Record list:
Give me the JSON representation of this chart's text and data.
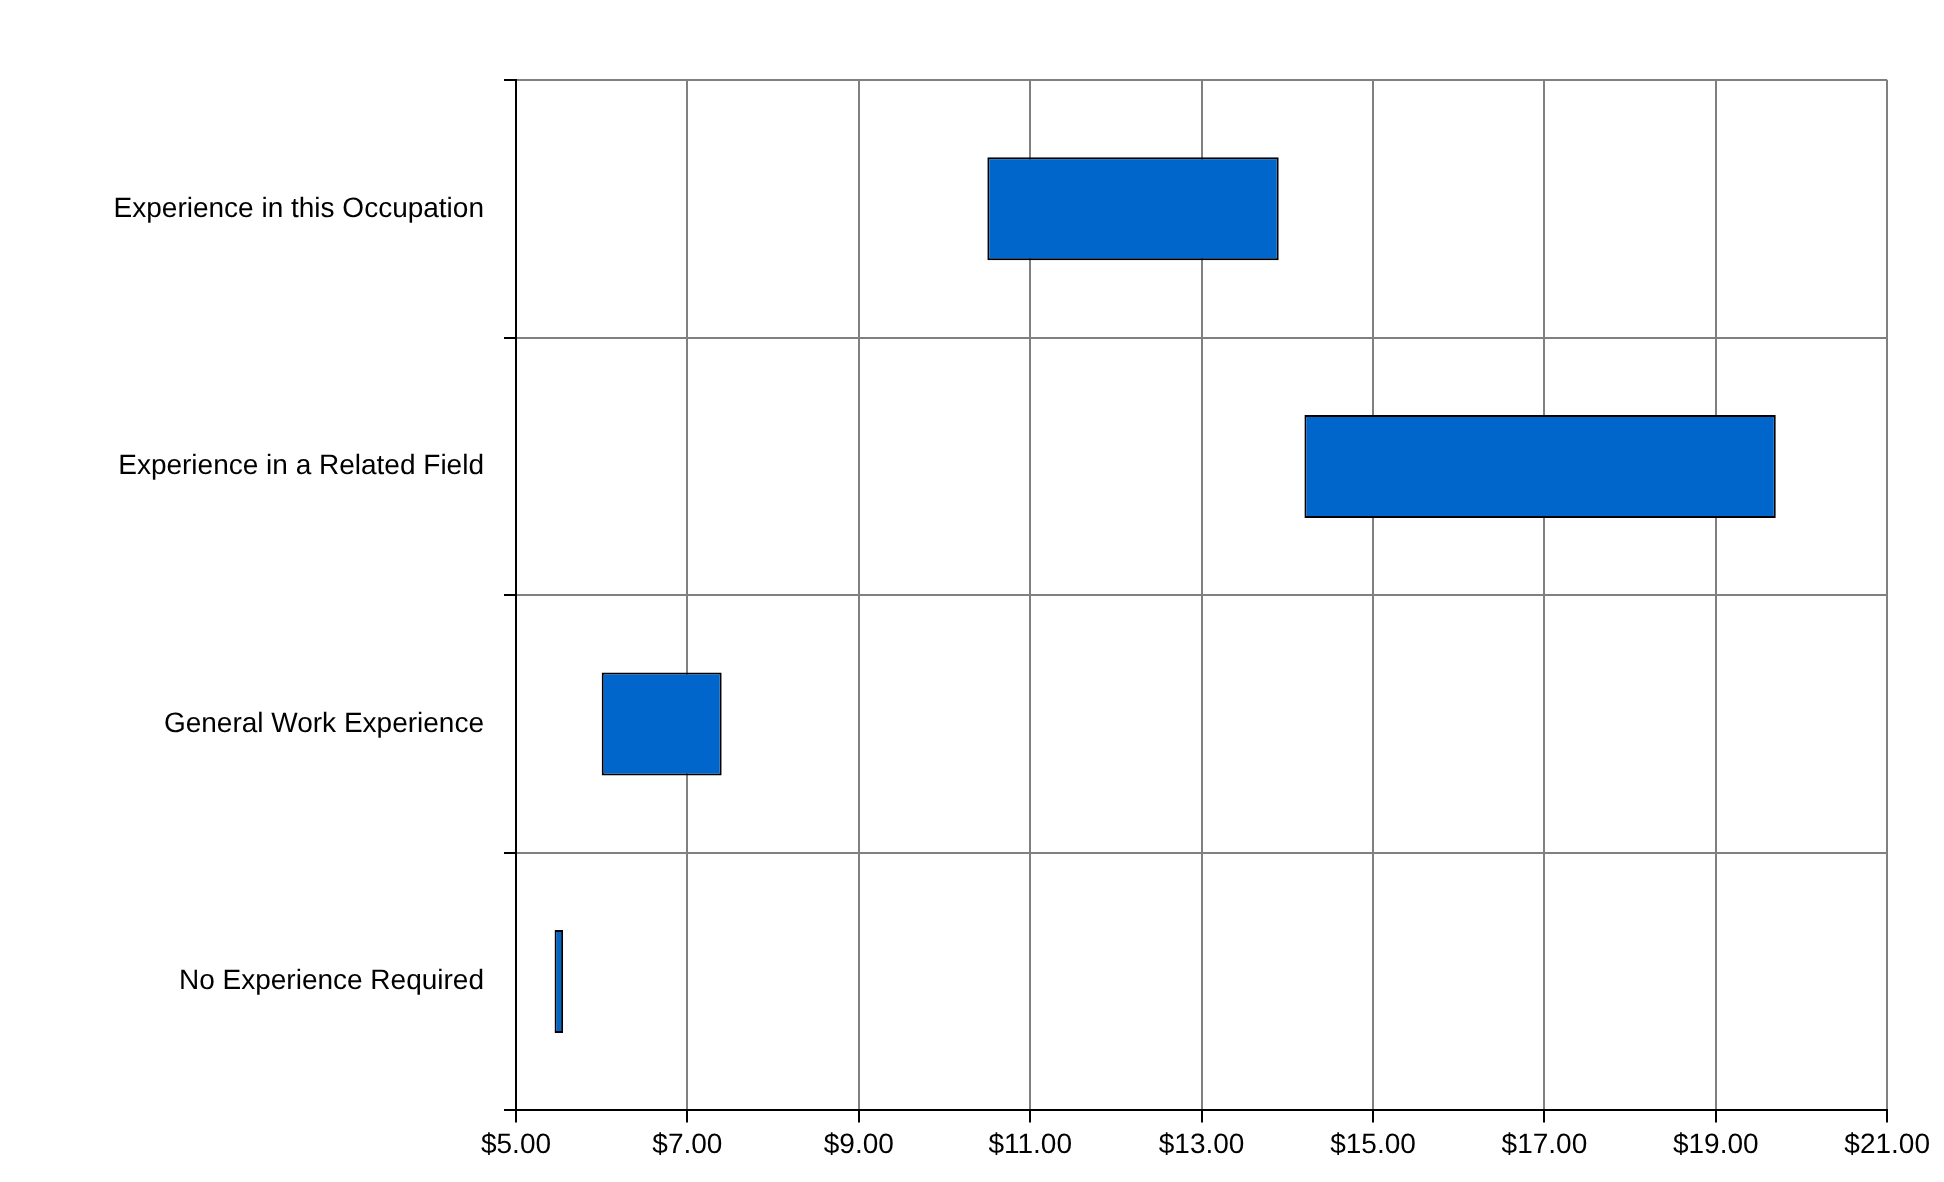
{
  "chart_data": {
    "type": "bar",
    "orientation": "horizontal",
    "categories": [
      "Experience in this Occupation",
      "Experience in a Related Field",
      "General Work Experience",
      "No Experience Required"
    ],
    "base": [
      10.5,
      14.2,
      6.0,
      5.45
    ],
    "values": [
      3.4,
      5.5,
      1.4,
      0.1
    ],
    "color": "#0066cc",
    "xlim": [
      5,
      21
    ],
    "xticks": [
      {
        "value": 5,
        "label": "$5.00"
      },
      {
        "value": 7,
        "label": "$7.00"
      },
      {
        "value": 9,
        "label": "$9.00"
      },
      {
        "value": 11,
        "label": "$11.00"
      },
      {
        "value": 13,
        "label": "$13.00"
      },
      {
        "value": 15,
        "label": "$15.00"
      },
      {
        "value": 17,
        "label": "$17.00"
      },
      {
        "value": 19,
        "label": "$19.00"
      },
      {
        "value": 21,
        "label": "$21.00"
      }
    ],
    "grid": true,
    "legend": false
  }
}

--

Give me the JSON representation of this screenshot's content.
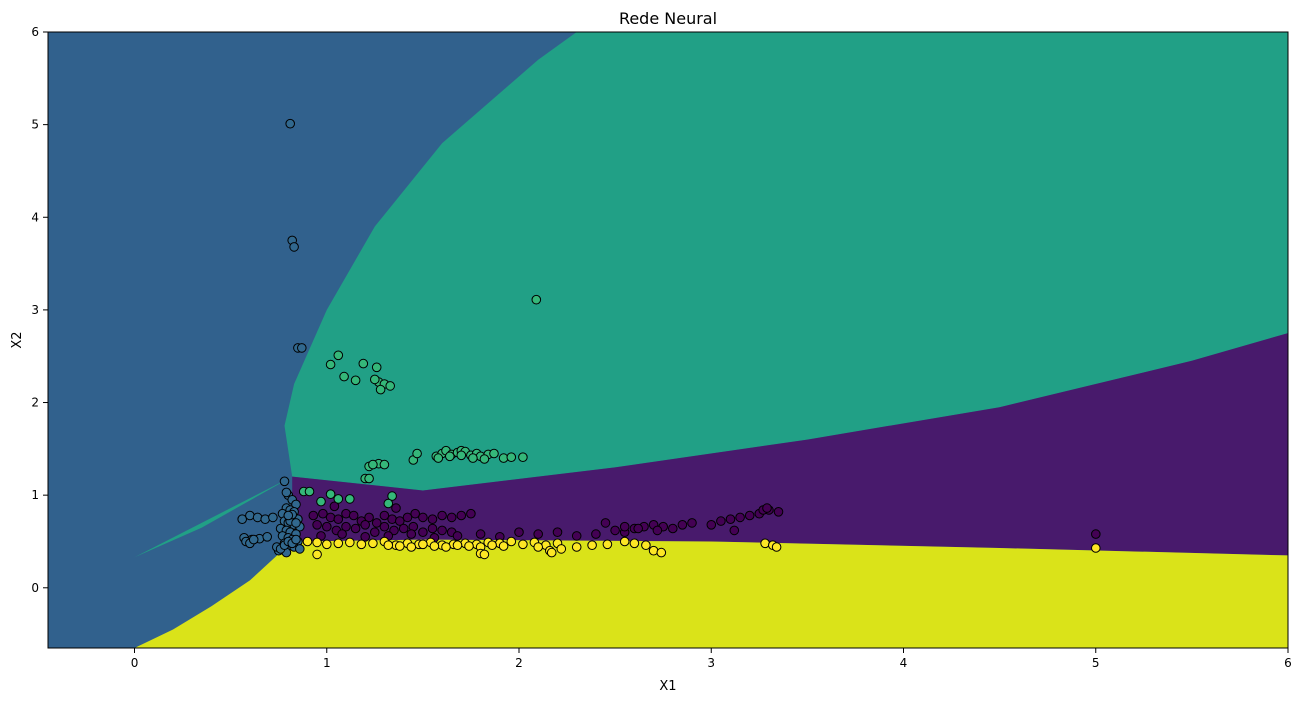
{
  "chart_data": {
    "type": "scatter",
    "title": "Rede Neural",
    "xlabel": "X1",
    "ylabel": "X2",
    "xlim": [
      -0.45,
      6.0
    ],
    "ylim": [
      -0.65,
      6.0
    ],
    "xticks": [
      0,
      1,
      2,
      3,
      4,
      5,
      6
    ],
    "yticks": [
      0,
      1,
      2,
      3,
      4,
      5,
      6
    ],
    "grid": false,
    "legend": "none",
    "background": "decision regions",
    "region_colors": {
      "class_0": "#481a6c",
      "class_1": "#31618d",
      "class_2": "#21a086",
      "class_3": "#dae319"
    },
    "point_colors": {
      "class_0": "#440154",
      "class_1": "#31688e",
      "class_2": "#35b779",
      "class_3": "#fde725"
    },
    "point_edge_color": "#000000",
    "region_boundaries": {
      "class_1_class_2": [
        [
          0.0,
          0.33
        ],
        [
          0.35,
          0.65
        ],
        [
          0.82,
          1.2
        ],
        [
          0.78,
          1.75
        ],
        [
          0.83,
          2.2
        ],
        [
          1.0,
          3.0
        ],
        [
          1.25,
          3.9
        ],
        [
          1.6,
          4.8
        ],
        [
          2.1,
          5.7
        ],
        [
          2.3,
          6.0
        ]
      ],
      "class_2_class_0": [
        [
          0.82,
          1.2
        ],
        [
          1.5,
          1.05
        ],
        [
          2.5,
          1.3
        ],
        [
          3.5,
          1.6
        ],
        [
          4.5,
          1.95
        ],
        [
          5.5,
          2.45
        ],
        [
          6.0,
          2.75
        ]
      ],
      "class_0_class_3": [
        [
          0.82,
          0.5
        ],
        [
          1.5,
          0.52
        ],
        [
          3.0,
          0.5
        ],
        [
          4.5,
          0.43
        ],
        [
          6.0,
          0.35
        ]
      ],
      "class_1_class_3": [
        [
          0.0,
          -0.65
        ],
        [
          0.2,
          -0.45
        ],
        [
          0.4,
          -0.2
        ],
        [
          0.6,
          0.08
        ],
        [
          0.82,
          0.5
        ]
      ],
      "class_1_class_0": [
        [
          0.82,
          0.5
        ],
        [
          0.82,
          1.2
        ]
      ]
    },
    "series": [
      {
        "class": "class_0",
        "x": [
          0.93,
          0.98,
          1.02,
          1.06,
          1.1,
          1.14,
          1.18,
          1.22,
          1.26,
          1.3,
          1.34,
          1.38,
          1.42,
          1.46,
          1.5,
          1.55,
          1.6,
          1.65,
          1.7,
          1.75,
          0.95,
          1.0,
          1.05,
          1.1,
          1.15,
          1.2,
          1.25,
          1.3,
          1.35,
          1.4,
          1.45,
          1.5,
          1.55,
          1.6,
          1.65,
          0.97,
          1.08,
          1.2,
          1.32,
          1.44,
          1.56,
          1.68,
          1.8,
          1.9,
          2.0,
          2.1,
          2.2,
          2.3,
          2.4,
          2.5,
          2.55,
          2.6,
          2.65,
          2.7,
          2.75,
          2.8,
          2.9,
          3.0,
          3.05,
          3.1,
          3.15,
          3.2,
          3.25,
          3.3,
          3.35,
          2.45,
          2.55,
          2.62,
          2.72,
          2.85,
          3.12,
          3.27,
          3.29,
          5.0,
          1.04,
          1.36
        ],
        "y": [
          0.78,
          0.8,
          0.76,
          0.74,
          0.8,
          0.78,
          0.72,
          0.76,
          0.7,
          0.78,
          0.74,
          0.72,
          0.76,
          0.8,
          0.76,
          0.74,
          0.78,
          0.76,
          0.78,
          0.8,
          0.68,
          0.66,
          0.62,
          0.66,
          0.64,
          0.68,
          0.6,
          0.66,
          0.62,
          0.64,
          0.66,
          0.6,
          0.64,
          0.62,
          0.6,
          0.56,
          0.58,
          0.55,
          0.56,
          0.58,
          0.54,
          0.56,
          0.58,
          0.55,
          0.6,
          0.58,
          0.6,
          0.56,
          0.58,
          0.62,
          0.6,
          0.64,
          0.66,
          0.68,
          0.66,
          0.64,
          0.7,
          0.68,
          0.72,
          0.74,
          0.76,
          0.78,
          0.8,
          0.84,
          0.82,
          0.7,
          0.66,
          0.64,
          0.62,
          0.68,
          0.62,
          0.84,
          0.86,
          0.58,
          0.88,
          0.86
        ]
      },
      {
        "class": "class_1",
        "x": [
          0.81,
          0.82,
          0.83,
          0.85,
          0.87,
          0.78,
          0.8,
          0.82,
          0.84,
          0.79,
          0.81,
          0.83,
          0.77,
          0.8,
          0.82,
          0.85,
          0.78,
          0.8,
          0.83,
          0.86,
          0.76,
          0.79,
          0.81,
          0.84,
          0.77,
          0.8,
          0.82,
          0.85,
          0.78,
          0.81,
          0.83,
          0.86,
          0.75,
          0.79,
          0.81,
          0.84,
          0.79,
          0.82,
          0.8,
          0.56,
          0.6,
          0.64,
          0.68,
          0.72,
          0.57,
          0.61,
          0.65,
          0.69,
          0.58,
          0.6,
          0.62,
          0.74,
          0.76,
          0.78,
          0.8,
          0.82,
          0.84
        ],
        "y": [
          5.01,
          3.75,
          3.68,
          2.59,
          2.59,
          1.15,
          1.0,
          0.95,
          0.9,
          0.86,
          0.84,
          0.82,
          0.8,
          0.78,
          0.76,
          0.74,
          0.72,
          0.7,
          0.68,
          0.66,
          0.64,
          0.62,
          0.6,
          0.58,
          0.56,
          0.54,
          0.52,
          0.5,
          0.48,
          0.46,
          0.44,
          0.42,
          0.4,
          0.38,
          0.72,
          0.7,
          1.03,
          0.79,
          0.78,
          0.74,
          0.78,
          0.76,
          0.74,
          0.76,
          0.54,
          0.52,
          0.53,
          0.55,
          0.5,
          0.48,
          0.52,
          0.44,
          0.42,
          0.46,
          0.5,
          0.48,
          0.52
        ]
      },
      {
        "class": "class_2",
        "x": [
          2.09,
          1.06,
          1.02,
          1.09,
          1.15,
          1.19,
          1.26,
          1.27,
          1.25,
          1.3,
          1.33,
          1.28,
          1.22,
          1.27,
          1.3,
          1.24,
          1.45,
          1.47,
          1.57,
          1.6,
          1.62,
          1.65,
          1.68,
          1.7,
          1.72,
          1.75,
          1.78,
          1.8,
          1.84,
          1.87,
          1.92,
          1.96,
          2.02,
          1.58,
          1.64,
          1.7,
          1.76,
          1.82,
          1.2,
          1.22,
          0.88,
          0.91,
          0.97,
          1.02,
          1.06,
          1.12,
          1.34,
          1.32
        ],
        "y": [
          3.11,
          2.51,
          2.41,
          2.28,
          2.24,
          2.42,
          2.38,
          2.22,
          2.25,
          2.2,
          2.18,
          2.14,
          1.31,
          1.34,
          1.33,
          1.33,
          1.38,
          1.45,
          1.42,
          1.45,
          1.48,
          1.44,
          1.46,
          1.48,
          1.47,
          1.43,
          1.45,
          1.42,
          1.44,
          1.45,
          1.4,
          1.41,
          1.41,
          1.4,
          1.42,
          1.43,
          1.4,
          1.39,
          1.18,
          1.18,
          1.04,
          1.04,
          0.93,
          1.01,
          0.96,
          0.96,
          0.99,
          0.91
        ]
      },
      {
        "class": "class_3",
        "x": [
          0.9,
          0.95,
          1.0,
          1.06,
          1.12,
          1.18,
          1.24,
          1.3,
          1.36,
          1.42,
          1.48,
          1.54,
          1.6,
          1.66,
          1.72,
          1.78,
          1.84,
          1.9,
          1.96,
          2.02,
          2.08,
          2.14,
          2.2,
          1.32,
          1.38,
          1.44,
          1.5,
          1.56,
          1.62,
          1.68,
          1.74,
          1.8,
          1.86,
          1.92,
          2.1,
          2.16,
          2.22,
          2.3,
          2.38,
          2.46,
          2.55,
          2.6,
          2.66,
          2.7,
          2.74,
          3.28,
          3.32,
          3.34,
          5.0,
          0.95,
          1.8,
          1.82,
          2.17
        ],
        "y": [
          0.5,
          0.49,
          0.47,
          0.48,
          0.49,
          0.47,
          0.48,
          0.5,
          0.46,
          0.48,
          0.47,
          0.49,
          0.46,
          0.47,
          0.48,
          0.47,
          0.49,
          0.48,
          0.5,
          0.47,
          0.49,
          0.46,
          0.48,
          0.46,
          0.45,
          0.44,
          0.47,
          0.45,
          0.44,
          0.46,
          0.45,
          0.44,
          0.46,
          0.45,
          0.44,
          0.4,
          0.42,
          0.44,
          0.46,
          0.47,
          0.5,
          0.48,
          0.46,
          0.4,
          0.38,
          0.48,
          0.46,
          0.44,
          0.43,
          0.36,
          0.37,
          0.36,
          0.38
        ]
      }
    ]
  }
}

* * *

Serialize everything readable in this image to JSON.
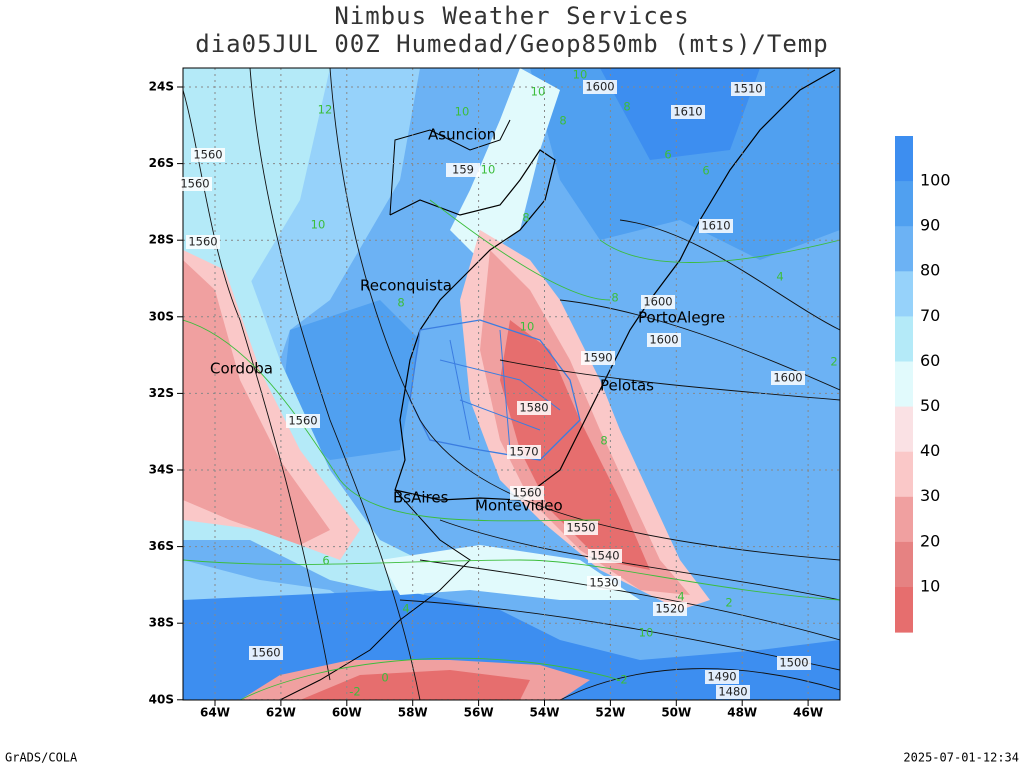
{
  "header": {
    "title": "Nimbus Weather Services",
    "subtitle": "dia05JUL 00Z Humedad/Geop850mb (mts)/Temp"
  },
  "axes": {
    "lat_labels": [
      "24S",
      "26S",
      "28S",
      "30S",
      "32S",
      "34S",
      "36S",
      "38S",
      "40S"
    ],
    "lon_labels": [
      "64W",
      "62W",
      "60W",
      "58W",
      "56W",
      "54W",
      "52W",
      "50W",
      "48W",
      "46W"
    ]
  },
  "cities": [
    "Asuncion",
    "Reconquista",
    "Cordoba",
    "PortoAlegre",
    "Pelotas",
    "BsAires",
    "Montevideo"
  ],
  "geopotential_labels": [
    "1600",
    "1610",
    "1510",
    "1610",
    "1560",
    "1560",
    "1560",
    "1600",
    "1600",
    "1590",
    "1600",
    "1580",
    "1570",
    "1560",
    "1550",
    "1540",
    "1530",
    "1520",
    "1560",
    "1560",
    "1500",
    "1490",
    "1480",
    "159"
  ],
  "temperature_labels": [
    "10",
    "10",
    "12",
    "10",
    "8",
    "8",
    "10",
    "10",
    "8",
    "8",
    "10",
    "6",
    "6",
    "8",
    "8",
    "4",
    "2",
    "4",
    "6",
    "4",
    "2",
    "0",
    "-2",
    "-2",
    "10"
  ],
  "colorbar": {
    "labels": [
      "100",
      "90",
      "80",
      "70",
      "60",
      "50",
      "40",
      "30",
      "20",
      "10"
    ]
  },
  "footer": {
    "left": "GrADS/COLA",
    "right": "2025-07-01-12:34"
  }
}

Exercise goal: Find each line holding "representation". Copy it out.

Full output:
Give me the JSON representation of this chart's text and data.
Give me the JSON representation of this screenshot's content.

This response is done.